BRIEF: Reproduce the listing word for word, leaving every picture behind.

PROVIDED MATERIAL:

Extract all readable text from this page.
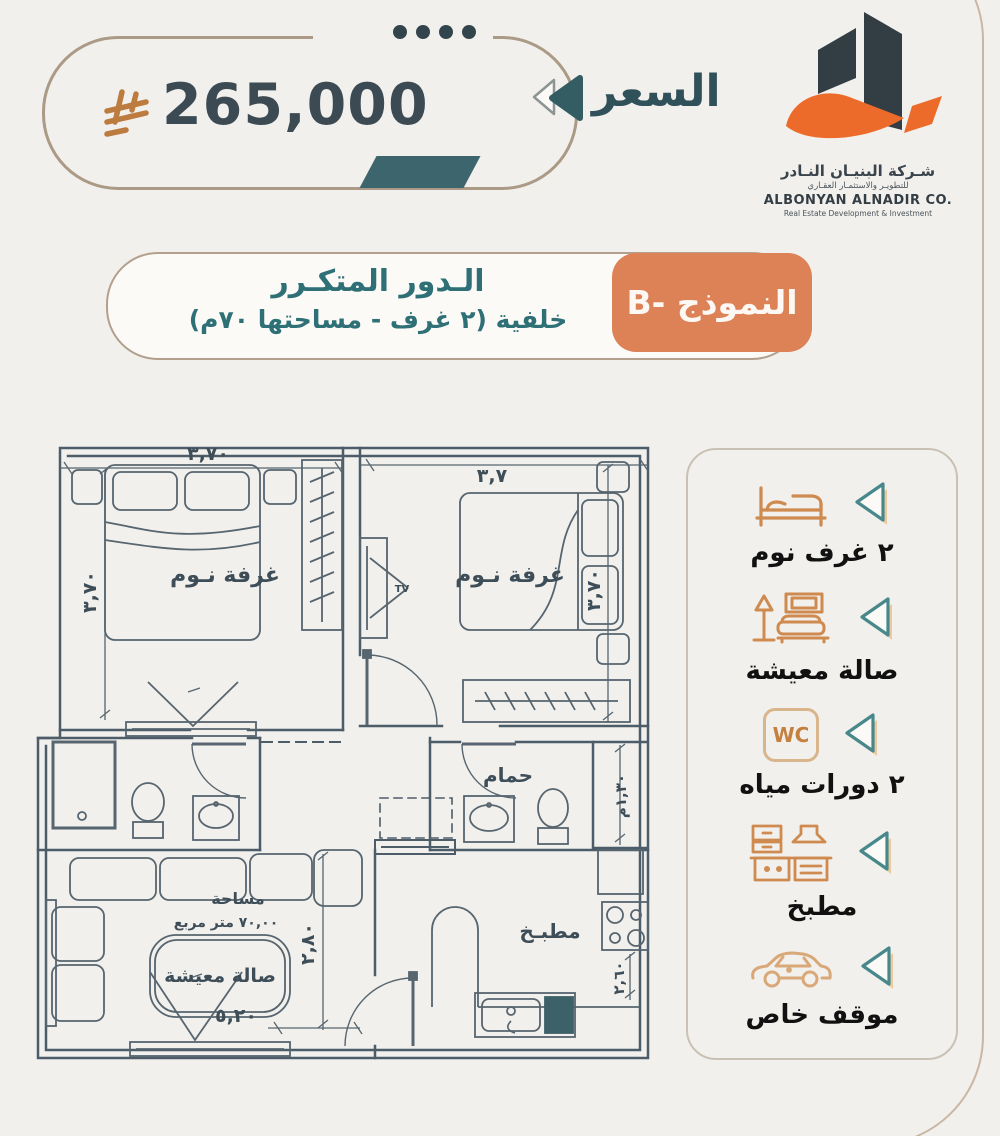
265,000	السعر
شـركة البنيـان النـادر
للتطويـر والاستثمـار العقـاري
ALBONYAN ALNADIR CO.
Real Estate Development & Investment
الـدور المتكـرر
خلفية (٢ غرف - مساحتها ٧٠م)	النموذج -B
غرفة نـوم	غرفة نـوم
حمام
مطبـخ
صالة معيشة
مساحة
٧٠,٠٠ متر مربع
TV
٣,٧٠
٣,٧٠
٣,٧
٣,٧٠
١,٣٠م
٢,٨٠
٥,٢٠
٢,٦٠
٢ غرف نوم
صالة معيشة
WC
٢ دورات مياه
مطبخ
موقف خاص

RESPONSE:
Extract all readable text from this page.
265,000	السعر
شـركة البنيـان النـادر
للتطويـر والاستثمـار العقـاري
ALBONYAN ALNADIR CO.
Real Estate Development & Investment
الـدور المتكـرر
خلفية (٢ غرف - مساحتها ٧٠م)	النموذج -B
غرفة نـوم	غرفة نـوم
حمام
مطبـخ
صالة معيشة
مساحة
٧٠,٠٠ متر مربع
TV
٣,٧٠
٣,٧٠
٣,٧
٣,٧٠
١,٣٠م
٢,٨٠
٥,٢٠
٢,٦٠
٢ غرف نوم
صالة معيشة
WC
٢ دورات مياه
مطبخ
موقف خاص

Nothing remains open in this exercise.